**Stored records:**
* start *
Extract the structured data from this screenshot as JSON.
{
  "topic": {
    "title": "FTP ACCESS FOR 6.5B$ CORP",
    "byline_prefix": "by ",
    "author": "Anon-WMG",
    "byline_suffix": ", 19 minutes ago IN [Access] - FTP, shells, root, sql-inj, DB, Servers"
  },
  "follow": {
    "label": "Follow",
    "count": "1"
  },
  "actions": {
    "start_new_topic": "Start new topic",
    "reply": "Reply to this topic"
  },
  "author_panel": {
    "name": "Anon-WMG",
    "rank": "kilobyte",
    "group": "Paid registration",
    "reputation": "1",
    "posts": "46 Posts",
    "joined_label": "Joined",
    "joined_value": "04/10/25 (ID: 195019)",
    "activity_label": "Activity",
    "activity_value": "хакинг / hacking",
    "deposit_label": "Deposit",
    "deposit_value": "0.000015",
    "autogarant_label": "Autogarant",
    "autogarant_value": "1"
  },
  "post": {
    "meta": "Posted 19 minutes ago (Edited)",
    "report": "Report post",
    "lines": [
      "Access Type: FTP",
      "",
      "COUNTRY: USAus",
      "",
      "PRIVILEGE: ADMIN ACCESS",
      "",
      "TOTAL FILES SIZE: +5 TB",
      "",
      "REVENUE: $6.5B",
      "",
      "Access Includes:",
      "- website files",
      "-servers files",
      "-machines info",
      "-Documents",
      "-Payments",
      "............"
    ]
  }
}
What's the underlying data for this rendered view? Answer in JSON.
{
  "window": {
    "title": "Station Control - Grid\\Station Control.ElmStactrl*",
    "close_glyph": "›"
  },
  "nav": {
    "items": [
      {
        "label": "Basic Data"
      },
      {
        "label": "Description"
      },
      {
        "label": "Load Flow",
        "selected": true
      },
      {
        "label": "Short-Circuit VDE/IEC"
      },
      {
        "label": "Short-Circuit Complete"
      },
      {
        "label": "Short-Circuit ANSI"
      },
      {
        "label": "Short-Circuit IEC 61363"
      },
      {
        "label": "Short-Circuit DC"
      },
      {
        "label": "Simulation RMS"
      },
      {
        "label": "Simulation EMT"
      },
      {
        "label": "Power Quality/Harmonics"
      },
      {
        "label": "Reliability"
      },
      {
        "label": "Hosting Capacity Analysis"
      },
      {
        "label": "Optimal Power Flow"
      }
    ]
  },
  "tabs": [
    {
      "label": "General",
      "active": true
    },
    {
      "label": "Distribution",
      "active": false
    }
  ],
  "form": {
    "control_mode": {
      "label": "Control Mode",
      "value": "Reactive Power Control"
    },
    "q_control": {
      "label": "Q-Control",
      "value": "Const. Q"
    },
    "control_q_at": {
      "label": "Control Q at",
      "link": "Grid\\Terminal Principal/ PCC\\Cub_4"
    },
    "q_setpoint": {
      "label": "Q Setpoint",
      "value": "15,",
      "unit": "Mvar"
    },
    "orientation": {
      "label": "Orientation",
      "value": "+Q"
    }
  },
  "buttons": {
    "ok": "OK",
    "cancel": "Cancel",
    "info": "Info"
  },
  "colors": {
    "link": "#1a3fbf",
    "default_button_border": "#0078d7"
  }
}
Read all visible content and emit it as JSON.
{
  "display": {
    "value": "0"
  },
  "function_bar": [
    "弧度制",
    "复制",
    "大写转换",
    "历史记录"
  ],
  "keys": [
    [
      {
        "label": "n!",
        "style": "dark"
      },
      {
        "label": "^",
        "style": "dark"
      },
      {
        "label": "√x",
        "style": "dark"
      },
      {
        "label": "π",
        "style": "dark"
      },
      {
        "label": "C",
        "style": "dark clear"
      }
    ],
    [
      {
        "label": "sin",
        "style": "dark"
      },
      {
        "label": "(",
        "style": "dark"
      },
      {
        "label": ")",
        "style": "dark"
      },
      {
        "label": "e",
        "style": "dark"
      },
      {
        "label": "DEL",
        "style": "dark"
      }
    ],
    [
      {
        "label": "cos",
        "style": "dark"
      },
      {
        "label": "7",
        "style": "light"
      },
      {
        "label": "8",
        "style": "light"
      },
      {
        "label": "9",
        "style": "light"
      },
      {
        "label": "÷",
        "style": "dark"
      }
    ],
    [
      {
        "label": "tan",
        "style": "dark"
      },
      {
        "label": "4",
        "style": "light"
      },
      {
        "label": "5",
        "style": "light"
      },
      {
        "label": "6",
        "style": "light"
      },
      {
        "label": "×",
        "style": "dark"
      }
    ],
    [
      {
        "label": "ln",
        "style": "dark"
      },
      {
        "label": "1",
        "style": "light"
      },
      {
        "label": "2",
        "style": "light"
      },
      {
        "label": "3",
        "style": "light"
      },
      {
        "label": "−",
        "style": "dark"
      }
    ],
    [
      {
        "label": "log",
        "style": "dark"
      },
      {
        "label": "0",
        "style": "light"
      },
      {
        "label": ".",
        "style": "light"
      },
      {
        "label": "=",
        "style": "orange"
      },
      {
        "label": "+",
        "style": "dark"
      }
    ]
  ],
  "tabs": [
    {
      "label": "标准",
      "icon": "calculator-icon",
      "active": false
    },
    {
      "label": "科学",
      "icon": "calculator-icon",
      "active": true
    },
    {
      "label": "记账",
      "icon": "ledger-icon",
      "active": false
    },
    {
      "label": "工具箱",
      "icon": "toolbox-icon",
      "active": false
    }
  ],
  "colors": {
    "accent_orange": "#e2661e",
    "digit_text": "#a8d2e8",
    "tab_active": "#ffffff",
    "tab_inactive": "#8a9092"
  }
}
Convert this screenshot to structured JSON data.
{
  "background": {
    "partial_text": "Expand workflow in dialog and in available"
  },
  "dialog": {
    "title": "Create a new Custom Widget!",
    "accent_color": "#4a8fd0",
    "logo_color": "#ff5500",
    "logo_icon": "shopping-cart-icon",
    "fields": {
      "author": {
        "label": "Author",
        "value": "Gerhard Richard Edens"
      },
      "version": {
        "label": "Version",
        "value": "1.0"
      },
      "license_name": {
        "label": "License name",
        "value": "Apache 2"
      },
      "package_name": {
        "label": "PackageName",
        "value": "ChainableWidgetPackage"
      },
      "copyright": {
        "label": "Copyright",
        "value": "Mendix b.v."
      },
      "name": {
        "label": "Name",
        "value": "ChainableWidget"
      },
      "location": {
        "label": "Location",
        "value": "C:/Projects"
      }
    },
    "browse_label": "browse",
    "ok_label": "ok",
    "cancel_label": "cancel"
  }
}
* end *
**Exercise:** Copy every line of the material in which the word "screenshot" occurs.

**Exercise solution:**
Extract the structured data from this screenshot as JSON.
Convert this screenshot to structured JSON data.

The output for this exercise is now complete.